### Problem statement:
Retype all of the listing exactly, passing over any picture you find.

### Extracted records:
==========

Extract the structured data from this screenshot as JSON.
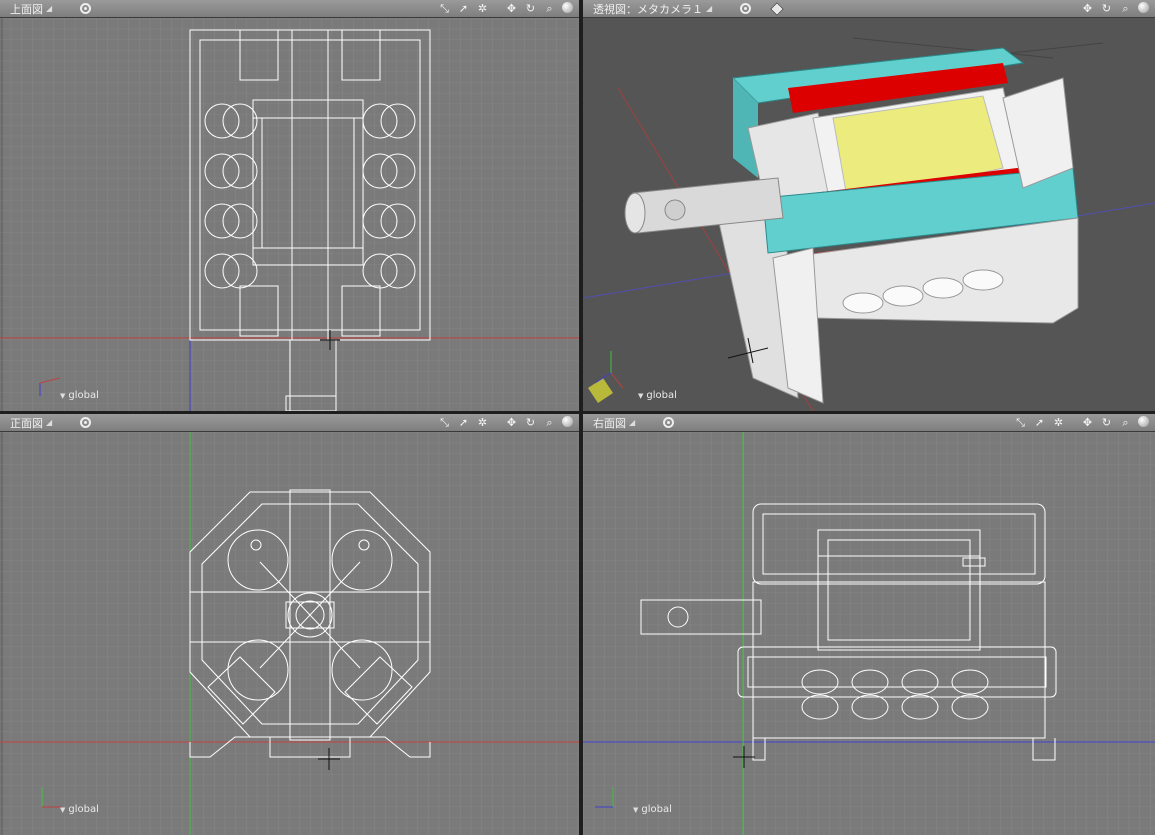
{
  "viewports": {
    "top": {
      "title": "上面図",
      "coord_label": "global",
      "axis_labels": [
        "Y",
        "X",
        "Z"
      ]
    },
    "persp": {
      "title": "透視図：メタカメラ１",
      "coord_label": "global",
      "axis_labels": [
        "Y"
      ]
    },
    "front": {
      "title": "正面図",
      "coord_label": "global",
      "axis_labels": [
        "Y",
        "X"
      ]
    },
    "right": {
      "title": "右面図",
      "coord_label": "global",
      "axis_labels": [
        "Y",
        "Z"
      ]
    }
  },
  "toolbar_icons": [
    "zoom-fit-icon",
    "select-icon",
    "settings-gear-icon",
    "pan-icon",
    "rotate-icon",
    "magnify-icon",
    "shading-sphere-icon"
  ],
  "colors": {
    "wireframe": "#ffffff",
    "grid_bg": "#7a7a7a",
    "persp_bg": "#555555",
    "axis_x": "#c04040",
    "axis_y": "#40c040",
    "axis_z": "#4040d0",
    "model_cyan": "#62cfcf",
    "model_red": "#dd0000",
    "model_yellow": "#ecec7e",
    "model_white": "#e6e6e6"
  }
}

==========

### Correct answer:
Extract the structured data from this screenshot as JSON.
{
  "viewports": {
    "top": {
      "title": "上面図",
      "coord_label": "global",
      "axis_labels": [
        "Y",
        "X",
        "Z"
      ]
    },
    "persp": {
      "title": "透視図：メタカメラ１",
      "coord_label": "global",
      "axis_labels": [
        "Y"
      ]
    },
    "front": {
      "title": "正面図",
      "coord_label": "global",
      "axis_labels": [
        "Y",
        "X"
      ]
    },
    "right": {
      "title": "右面図",
      "coord_label": "global",
      "axis_labels": [
        "Y",
        "Z"
      ]
    }
  },
  "toolbar_icons": [
    "zoom-fit-icon",
    "select-icon",
    "settings-gear-icon",
    "pan-icon",
    "rotate-icon",
    "magnify-icon",
    "shading-sphere-icon"
  ],
  "colors": {
    "wireframe": "#ffffff",
    "grid_bg": "#7a7a7a",
    "persp_bg": "#555555",
    "axis_x": "#c04040",
    "axis_y": "#40c040",
    "axis_z": "#4040d0",
    "model_cyan": "#62cfcf",
    "model_red": "#dd0000",
    "model_yellow": "#ecec7e",
    "model_white": "#e6e6e6"
  }
}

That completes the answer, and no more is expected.